◆ WRITTEN TASK ◆
Restate each line of the listing exactly, without carrying over any pictures.

═══ EXTRACTED DATA ═══

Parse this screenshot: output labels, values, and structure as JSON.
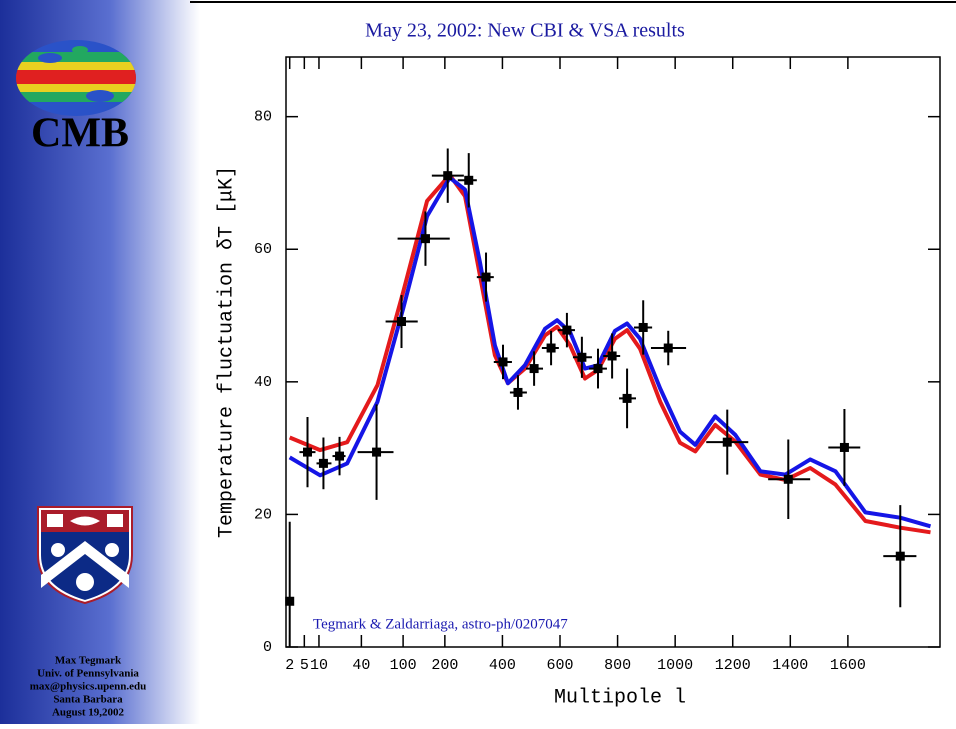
{
  "sidebar": {
    "logo_text": "CMB",
    "lines": [
      "Max Tegmark",
      "Univ. of Pennsylvania",
      "max@physics.upenn.edu",
      "Santa Barbara",
      "August 19,2002"
    ]
  },
  "chart_data": {
    "type": "line",
    "title": "May 23, 2002: New CBI & VSA results",
    "x_label": "Multipole l",
    "y_label": "Temperature fluctuation δT [μK]",
    "annotation": "Tegmark & Zaldarriaga, astro-ph/0207047",
    "xlim": [
      1.5,
      1920
    ],
    "ylim": [
      0,
      89
    ],
    "xticks": [
      2,
      5,
      10,
      40,
      100,
      200,
      400,
      600,
      800,
      1000,
      1200,
      1400,
      1600
    ],
    "yticks": [
      0,
      20,
      40,
      60,
      80
    ],
    "x": [
      2,
      10.5,
      27,
      59,
      100,
      152,
      217,
      270,
      322,
      374,
      419,
      478,
      548,
      590,
      635,
      687,
      732,
      791,
      833,
      878,
      948,
      1017,
      1070,
      1139,
      1209,
      1296,
      1383,
      1469,
      1557,
      1661,
      1782,
      1887
    ],
    "series": [
      {
        "name": "red model",
        "color": "#e41a1c",
        "values": [
          31.6,
          29.7,
          30.9,
          39.5,
          53.5,
          67.3,
          71.2,
          68,
          56,
          44,
          39.8,
          42,
          47,
          48.3,
          45.5,
          40.5,
          41.8,
          46.5,
          47.8,
          45,
          37,
          30.8,
          29.5,
          33.5,
          31,
          26,
          25.2,
          27,
          24.5,
          19,
          18,
          17.3
        ]
      },
      {
        "name": "blue model",
        "color": "#1515e6",
        "values": [
          28.6,
          25.9,
          27.7,
          37,
          51,
          65,
          70.8,
          69,
          58,
          45.5,
          39.8,
          42.5,
          48,
          49.3,
          47.5,
          42,
          42.5,
          47.7,
          48.8,
          46.5,
          39,
          32.5,
          30.5,
          34.8,
          32,
          26.5,
          26,
          28.3,
          26.5,
          20.3,
          19.5,
          18.2
        ]
      }
    ],
    "data_points": {
      "type": "errorbar",
      "color": "#000000",
      "x": [
        2,
        5.9,
        12,
        21.3,
        57.8,
        97,
        148,
        210,
        283,
        343,
        402,
        454,
        510,
        569,
        624,
        676,
        732,
        781,
        833,
        889,
        976,
        1181,
        1393,
        1588,
        1782
      ],
      "y": [
        6.9,
        29.4,
        27.7,
        28.8,
        29.4,
        49.1,
        61.6,
        71.1,
        70.4,
        55.8,
        43,
        38.4,
        42,
        45.1,
        47.8,
        43.7,
        42,
        43.9,
        37.5,
        48.2,
        45.1,
        30.9,
        25.3,
        30.1,
        13.7
      ],
      "x_lo": [
        null,
        3.8,
        9,
        16.8,
        36.2,
        70.5,
        90,
        164,
        245,
        311,
        370,
        426,
        482,
        537,
        593,
        645,
        701,
        750,
        805,
        857,
        916,
        1108,
        1323,
        1532,
        1723
      ],
      "x_hi": [
        null,
        8.6,
        16.2,
        25.7,
        83,
        130,
        217,
        266,
        311,
        370,
        433,
        485,
        541,
        596,
        652,
        711,
        763,
        809,
        864,
        920,
        1038,
        1254,
        1469,
        1643,
        1838
      ],
      "y_err": [
        12,
        5.3,
        3.9,
        2.9,
        7.2,
        4,
        4.1,
        4.1,
        4.1,
        3.7,
        2.6,
        2.6,
        2.6,
        2.6,
        2.6,
        3.1,
        3,
        3.4,
        4.5,
        4.1,
        2.6,
        4.9,
        6,
        5.8,
        7.7
      ]
    }
  }
}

═══

◆ REPLY TO THE TASK ◆
Parse this screenshot: output labels, values, and structure as JSON.
{
  "sidebar": {
    "logo_text": "CMB",
    "lines": [
      "Max Tegmark",
      "Univ. of Pennsylvania",
      "max@physics.upenn.edu",
      "Santa Barbara",
      "August 19,2002"
    ]
  },
  "chart_data": {
    "type": "line",
    "title": "May 23, 2002: New CBI & VSA results",
    "x_label": "Multipole l",
    "y_label": "Temperature fluctuation δT [μK]",
    "annotation": "Tegmark & Zaldarriaga, astro-ph/0207047",
    "xlim": [
      1.5,
      1920
    ],
    "ylim": [
      0,
      89
    ],
    "xticks": [
      2,
      5,
      10,
      40,
      100,
      200,
      400,
      600,
      800,
      1000,
      1200,
      1400,
      1600
    ],
    "yticks": [
      0,
      20,
      40,
      60,
      80
    ],
    "x": [
      2,
      10.5,
      27,
      59,
      100,
      152,
      217,
      270,
      322,
      374,
      419,
      478,
      548,
      590,
      635,
      687,
      732,
      791,
      833,
      878,
      948,
      1017,
      1070,
      1139,
      1209,
      1296,
      1383,
      1469,
      1557,
      1661,
      1782,
      1887
    ],
    "series": [
      {
        "name": "red model",
        "color": "#e41a1c",
        "values": [
          31.6,
          29.7,
          30.9,
          39.5,
          53.5,
          67.3,
          71.2,
          68,
          56,
          44,
          39.8,
          42,
          47,
          48.3,
          45.5,
          40.5,
          41.8,
          46.5,
          47.8,
          45,
          37,
          30.8,
          29.5,
          33.5,
          31,
          26,
          25.2,
          27,
          24.5,
          19,
          18,
          17.3
        ]
      },
      {
        "name": "blue model",
        "color": "#1515e6",
        "values": [
          28.6,
          25.9,
          27.7,
          37,
          51,
          65,
          70.8,
          69,
          58,
          45.5,
          39.8,
          42.5,
          48,
          49.3,
          47.5,
          42,
          42.5,
          47.7,
          48.8,
          46.5,
          39,
          32.5,
          30.5,
          34.8,
          32,
          26.5,
          26,
          28.3,
          26.5,
          20.3,
          19.5,
          18.2
        ]
      }
    ],
    "data_points": {
      "type": "errorbar",
      "color": "#000000",
      "x": [
        2,
        5.9,
        12,
        21.3,
        57.8,
        97,
        148,
        210,
        283,
        343,
        402,
        454,
        510,
        569,
        624,
        676,
        732,
        781,
        833,
        889,
        976,
        1181,
        1393,
        1588,
        1782
      ],
      "y": [
        6.9,
        29.4,
        27.7,
        28.8,
        29.4,
        49.1,
        61.6,
        71.1,
        70.4,
        55.8,
        43,
        38.4,
        42,
        45.1,
        47.8,
        43.7,
        42,
        43.9,
        37.5,
        48.2,
        45.1,
        30.9,
        25.3,
        30.1,
        13.7
      ],
      "x_lo": [
        null,
        3.8,
        9,
        16.8,
        36.2,
        70.5,
        90,
        164,
        245,
        311,
        370,
        426,
        482,
        537,
        593,
        645,
        701,
        750,
        805,
        857,
        916,
        1108,
        1323,
        1532,
        1723
      ],
      "x_hi": [
        null,
        8.6,
        16.2,
        25.7,
        83,
        130,
        217,
        266,
        311,
        370,
        433,
        485,
        541,
        596,
        652,
        711,
        763,
        809,
        864,
        920,
        1038,
        1254,
        1469,
        1643,
        1838
      ],
      "y_err": [
        12,
        5.3,
        3.9,
        2.9,
        7.2,
        4,
        4.1,
        4.1,
        4.1,
        3.7,
        2.6,
        2.6,
        2.6,
        2.6,
        2.6,
        3.1,
        3,
        3.4,
        4.5,
        4.1,
        2.6,
        4.9,
        6,
        5.8,
        7.7
      ]
    }
  }
}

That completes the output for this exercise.